Problem statement - Go through the data below. Pull out every line that has the word "للكتاب".

Records for this exercise -

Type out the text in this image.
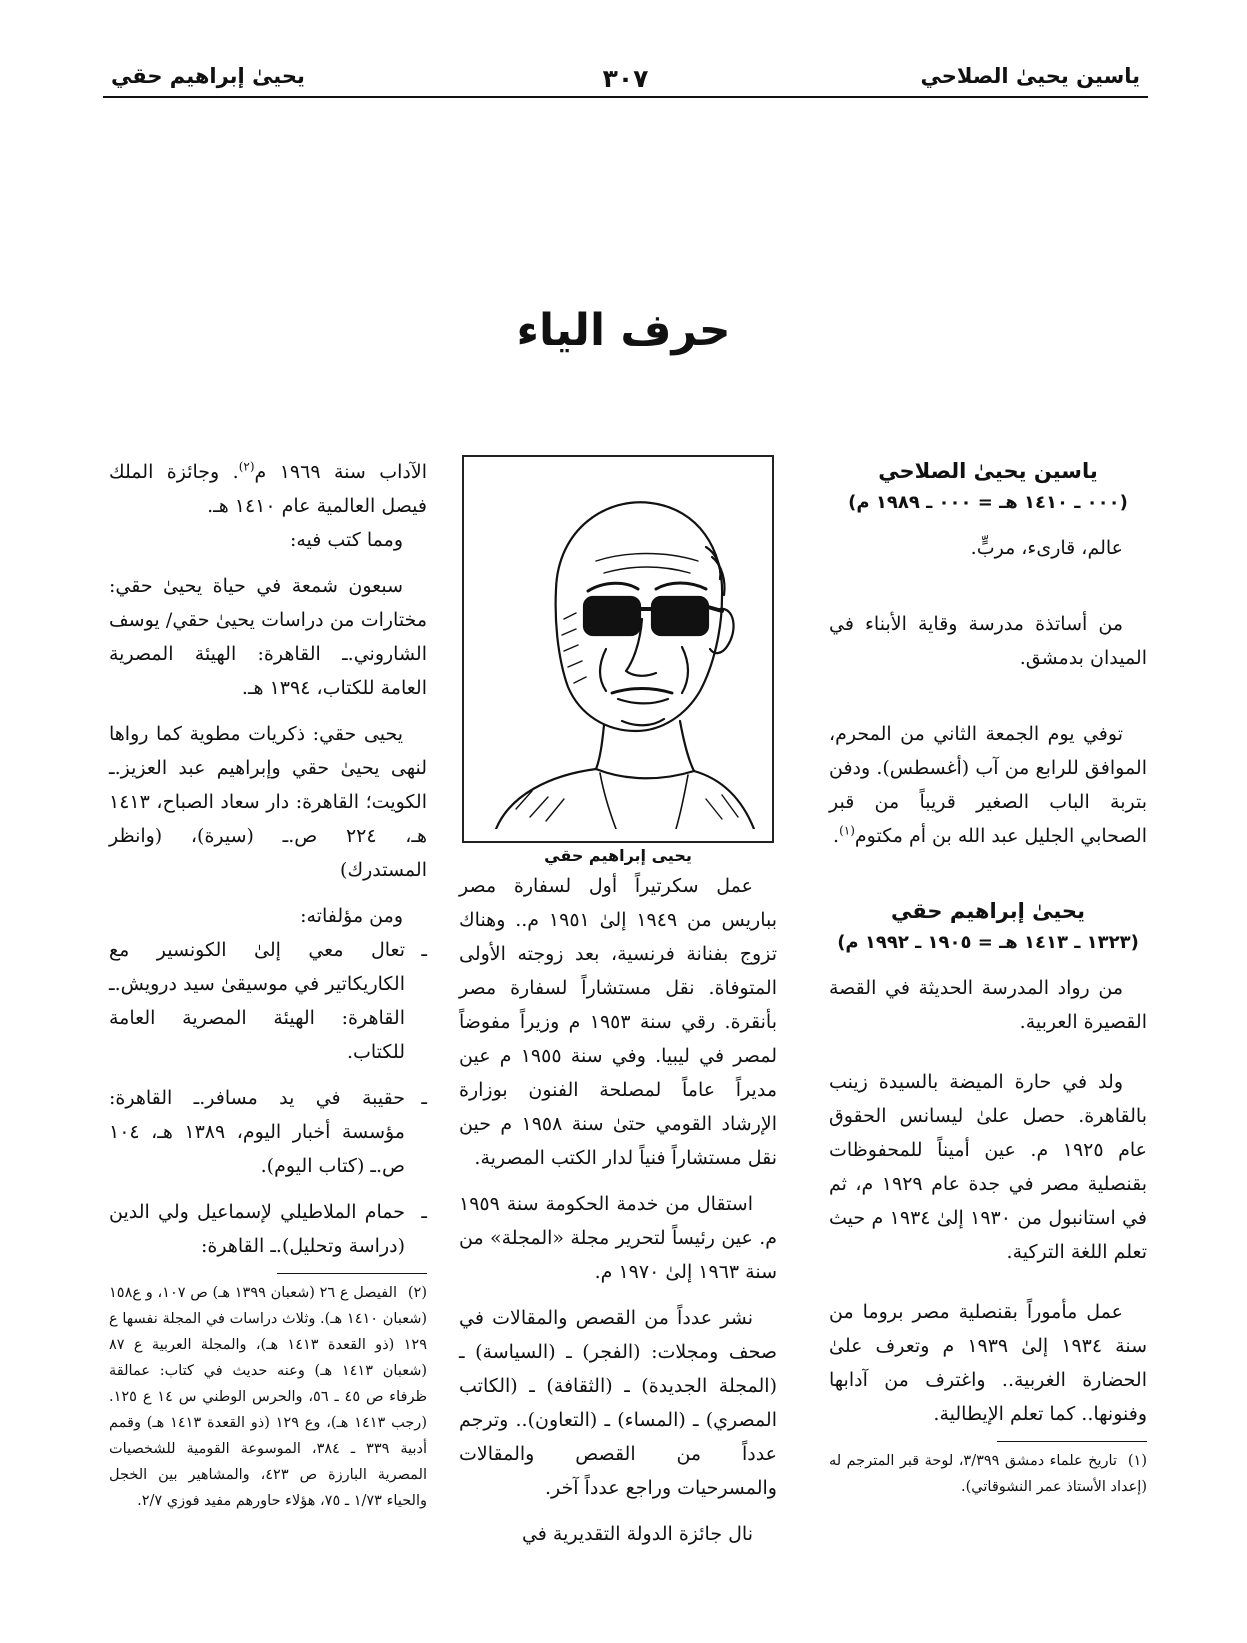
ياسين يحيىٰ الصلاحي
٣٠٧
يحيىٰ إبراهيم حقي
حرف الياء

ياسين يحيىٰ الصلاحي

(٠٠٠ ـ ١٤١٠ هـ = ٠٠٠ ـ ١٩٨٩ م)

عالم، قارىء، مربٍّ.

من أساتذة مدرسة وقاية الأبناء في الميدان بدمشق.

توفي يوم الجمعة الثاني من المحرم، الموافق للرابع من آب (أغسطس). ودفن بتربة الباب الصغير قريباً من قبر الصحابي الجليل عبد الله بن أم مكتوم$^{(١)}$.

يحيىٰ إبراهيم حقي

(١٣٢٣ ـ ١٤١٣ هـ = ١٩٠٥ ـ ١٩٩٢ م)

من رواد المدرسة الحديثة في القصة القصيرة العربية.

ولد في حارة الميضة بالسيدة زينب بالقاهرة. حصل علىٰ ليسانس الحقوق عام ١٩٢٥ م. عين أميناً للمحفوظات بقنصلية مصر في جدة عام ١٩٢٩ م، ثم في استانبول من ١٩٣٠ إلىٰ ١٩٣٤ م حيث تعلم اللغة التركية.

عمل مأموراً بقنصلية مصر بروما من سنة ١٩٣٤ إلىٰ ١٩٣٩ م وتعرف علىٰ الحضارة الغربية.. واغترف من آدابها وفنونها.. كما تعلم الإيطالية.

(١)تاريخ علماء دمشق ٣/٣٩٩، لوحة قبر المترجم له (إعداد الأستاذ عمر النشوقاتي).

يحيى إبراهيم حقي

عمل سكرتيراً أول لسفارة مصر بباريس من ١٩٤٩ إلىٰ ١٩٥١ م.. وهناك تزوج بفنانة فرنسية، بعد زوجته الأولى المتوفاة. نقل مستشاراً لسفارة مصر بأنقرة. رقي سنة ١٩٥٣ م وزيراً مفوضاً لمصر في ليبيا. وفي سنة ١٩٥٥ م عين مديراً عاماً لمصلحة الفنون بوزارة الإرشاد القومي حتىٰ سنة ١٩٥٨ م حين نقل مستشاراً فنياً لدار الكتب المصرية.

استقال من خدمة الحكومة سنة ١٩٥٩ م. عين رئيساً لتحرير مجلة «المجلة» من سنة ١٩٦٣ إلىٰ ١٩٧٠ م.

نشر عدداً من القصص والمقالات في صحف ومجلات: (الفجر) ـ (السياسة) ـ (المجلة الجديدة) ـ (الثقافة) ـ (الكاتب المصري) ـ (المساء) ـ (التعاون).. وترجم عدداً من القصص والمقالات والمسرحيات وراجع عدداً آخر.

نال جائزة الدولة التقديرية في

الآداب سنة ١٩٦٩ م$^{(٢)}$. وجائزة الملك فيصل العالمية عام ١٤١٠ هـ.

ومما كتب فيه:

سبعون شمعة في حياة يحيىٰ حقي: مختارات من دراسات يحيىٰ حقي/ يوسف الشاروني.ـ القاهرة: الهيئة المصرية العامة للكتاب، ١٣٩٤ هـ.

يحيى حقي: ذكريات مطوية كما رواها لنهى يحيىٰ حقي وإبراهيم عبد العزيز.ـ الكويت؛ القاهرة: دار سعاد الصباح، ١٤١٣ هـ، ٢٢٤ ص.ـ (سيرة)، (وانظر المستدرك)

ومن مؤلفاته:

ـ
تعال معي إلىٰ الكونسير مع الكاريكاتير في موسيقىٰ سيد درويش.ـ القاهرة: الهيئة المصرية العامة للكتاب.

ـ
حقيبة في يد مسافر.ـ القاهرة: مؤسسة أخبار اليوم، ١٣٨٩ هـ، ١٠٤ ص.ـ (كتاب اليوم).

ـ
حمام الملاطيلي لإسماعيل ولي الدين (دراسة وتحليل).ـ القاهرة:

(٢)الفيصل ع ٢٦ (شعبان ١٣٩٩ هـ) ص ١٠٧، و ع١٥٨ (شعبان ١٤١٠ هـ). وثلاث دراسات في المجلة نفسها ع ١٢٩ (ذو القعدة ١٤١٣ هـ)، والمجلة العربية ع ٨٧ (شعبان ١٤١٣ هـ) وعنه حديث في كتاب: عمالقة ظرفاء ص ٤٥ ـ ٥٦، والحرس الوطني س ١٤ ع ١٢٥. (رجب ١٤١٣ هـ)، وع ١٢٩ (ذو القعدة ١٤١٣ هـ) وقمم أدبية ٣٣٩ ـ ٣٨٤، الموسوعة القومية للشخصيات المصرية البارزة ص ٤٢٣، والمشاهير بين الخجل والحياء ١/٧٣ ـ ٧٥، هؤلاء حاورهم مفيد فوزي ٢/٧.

Expected answer -
سبعون شمعة في حياة يحيىٰ حقي: مختارات من دراسات يحيىٰ حقي/ يوسف الشاروني.ـ القاهرة: الهيئة المصرية العامة للكتاب، ١٣٩٤ هـ.
تعال معي إلىٰ الكونسير مع الكاريكاتير في موسيقىٰ سيد درويش.ـ القاهرة: الهيئة المصرية العامة للكتاب.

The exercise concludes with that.